AUFGABE:
Gib sämtliche Zeilen der folgenden Auflistung Wort für Wort und Zeichen für Zeichen wieder.

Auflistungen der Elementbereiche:

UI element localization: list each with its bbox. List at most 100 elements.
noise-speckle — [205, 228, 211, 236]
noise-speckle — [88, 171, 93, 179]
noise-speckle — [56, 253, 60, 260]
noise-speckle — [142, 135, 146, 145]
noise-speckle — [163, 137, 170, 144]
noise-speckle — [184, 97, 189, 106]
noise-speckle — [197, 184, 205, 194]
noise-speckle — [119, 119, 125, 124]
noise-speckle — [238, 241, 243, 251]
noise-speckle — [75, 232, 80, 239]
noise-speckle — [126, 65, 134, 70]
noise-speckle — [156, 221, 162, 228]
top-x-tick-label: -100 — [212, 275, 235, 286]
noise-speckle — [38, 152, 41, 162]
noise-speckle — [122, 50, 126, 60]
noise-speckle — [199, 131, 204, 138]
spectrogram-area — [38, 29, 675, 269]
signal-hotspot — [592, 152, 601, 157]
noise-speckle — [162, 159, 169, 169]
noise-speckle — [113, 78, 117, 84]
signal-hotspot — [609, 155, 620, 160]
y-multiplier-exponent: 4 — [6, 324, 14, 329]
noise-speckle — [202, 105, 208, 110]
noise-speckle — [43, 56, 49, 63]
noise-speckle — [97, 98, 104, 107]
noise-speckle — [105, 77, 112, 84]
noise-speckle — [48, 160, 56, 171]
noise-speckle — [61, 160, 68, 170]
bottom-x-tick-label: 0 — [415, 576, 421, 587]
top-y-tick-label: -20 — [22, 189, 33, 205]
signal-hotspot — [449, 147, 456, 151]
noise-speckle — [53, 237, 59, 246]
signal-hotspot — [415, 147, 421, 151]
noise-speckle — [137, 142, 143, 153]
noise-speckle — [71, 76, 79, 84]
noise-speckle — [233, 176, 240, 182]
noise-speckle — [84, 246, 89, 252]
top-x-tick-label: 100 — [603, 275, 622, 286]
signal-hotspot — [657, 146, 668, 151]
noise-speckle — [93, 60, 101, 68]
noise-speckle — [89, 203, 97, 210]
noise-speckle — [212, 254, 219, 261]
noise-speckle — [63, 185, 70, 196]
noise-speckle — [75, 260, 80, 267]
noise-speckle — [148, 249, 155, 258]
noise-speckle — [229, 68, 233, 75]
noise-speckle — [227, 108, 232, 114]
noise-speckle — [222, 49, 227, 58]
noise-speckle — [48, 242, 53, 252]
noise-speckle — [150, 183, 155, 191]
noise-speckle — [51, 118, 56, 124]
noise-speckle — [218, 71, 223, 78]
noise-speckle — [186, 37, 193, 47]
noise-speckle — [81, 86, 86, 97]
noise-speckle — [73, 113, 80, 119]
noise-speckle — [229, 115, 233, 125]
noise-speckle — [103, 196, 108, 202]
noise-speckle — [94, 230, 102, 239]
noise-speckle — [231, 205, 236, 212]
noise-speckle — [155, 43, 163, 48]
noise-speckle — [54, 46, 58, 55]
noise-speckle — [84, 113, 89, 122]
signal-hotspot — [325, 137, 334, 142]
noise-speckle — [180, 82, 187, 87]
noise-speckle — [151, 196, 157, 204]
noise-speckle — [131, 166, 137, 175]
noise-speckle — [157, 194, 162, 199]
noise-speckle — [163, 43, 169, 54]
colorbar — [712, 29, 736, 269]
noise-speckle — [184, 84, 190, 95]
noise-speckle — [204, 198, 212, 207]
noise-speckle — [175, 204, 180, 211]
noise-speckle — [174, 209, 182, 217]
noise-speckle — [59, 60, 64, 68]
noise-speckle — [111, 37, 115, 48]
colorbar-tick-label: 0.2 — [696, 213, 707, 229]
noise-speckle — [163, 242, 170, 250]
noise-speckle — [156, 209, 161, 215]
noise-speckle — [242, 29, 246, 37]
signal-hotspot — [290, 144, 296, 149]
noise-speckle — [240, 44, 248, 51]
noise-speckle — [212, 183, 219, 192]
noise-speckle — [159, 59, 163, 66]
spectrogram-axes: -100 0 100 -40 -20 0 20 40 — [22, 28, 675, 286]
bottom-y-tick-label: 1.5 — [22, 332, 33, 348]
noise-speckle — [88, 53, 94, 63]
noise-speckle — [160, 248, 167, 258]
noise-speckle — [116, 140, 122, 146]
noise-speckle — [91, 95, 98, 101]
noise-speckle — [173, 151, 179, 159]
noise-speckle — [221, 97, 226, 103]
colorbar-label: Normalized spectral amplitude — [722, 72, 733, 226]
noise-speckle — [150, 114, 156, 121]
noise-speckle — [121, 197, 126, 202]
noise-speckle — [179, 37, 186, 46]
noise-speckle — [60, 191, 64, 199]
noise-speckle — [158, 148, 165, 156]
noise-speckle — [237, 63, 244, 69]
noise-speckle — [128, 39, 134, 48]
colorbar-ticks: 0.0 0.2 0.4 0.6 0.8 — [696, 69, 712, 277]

ERGEBNIS:
UI element localization: list each with its bbox. List at most 100 elements.
noise-speckle — [205, 228, 211, 236]
noise-speckle — [88, 171, 93, 179]
noise-speckle — [56, 253, 60, 260]
noise-speckle — [142, 135, 146, 145]
noise-speckle — [163, 137, 170, 144]
noise-speckle — [184, 97, 189, 106]
noise-speckle — [197, 184, 205, 194]
noise-speckle — [119, 119, 125, 124]
noise-speckle — [238, 241, 243, 251]
noise-speckle — [75, 232, 80, 239]
noise-speckle — [126, 65, 134, 70]
noise-speckle — [156, 221, 162, 228]
top-x-tick-label: -100 — [212, 275, 235, 286]
noise-speckle — [38, 152, 41, 162]
noise-speckle — [122, 50, 126, 60]
noise-speckle — [199, 131, 204, 138]
spectrogram-area — [38, 29, 675, 269]
signal-hotspot — [592, 152, 601, 157]
noise-speckle — [162, 159, 169, 169]
noise-speckle — [113, 78, 117, 84]
signal-hotspot — [609, 155, 620, 160]
y-multiplier-exponent: 4 — [6, 324, 14, 329]
noise-speckle — [202, 105, 208, 110]
noise-speckle — [43, 56, 49, 63]
noise-speckle — [97, 98, 104, 107]
noise-speckle — [105, 77, 112, 84]
noise-speckle — [48, 160, 56, 171]
noise-speckle — [61, 160, 68, 170]
bottom-x-tick-label: 0 — [415, 576, 421, 587]
top-y-tick-label: -20 — [22, 189, 33, 205]
signal-hotspot — [449, 147, 456, 151]
noise-speckle — [53, 237, 59, 246]
signal-hotspot — [415, 147, 421, 151]
noise-speckle — [137, 142, 143, 153]
noise-speckle — [71, 76, 79, 84]
noise-speckle — [233, 176, 240, 182]
noise-speckle — [84, 246, 89, 252]
top-x-tick-label: 100 — [603, 275, 622, 286]
signal-hotspot — [657, 146, 668, 151]
noise-speckle — [93, 60, 101, 68]
noise-speckle — [89, 203, 97, 210]
noise-speckle — [212, 254, 219, 261]
noise-speckle — [63, 185, 70, 196]
noise-speckle — [75, 260, 80, 267]
noise-speckle — [148, 249, 155, 258]
noise-speckle — [229, 68, 233, 75]
noise-speckle — [227, 108, 232, 114]
noise-speckle — [222, 49, 227, 58]
noise-speckle — [48, 242, 53, 252]
noise-speckle — [150, 183, 155, 191]
noise-speckle — [51, 118, 56, 124]
noise-speckle — [218, 71, 223, 78]
noise-speckle — [186, 37, 193, 47]
noise-speckle — [81, 86, 86, 97]
noise-speckle — [73, 113, 80, 119]
noise-speckle — [229, 115, 233, 125]
noise-speckle — [103, 196, 108, 202]
noise-speckle — [94, 230, 102, 239]
noise-speckle — [231, 205, 236, 212]
noise-speckle — [155, 43, 163, 48]
noise-speckle — [54, 46, 58, 55]
noise-speckle — [84, 113, 89, 122]
signal-hotspot — [325, 137, 334, 142]
noise-speckle — [180, 82, 187, 87]
noise-speckle — [151, 196, 157, 204]
noise-speckle — [131, 166, 137, 175]
noise-speckle — [157, 194, 162, 199]
noise-speckle — [163, 43, 169, 54]
colorbar — [712, 29, 736, 269]
noise-speckle — [184, 84, 190, 95]
noise-speckle — [204, 198, 212, 207]
noise-speckle — [175, 204, 180, 211]
noise-speckle — [174, 209, 182, 217]
noise-speckle — [59, 60, 64, 68]
noise-speckle — [111, 37, 115, 48]
colorbar-tick-label: 0.2 — [696, 213, 707, 229]
noise-speckle — [163, 242, 170, 250]
noise-speckle — [156, 209, 161, 215]
noise-speckle — [242, 29, 246, 37]
signal-hotspot — [290, 144, 296, 149]
noise-speckle — [240, 44, 248, 51]
noise-speckle — [212, 183, 219, 192]
noise-speckle — [159, 59, 163, 66]
spectrogram-axes: -100 0 100 -40 -20 0 20 40 — [22, 28, 675, 286]
bottom-y-tick-label: 1.5 — [22, 332, 33, 348]
noise-speckle — [88, 53, 94, 63]
noise-speckle — [160, 248, 167, 258]
noise-speckle — [116, 140, 122, 146]
noise-speckle — [91, 95, 98, 101]
noise-speckle — [173, 151, 179, 159]
noise-speckle — [221, 97, 226, 103]
colorbar-label: Normalized spectral amplitude — [722, 72, 733, 226]
noise-speckle — [150, 114, 156, 121]
noise-speckle — [121, 197, 126, 202]
noise-speckle — [179, 37, 186, 46]
noise-speckle — [60, 191, 64, 199]
noise-speckle — [158, 148, 165, 156]
noise-speckle — [237, 63, 244, 69]
noise-speckle — [128, 39, 134, 48]
colorbar-ticks: 0.0 0.2 0.4 0.6 0.8 — [696, 69, 712, 277]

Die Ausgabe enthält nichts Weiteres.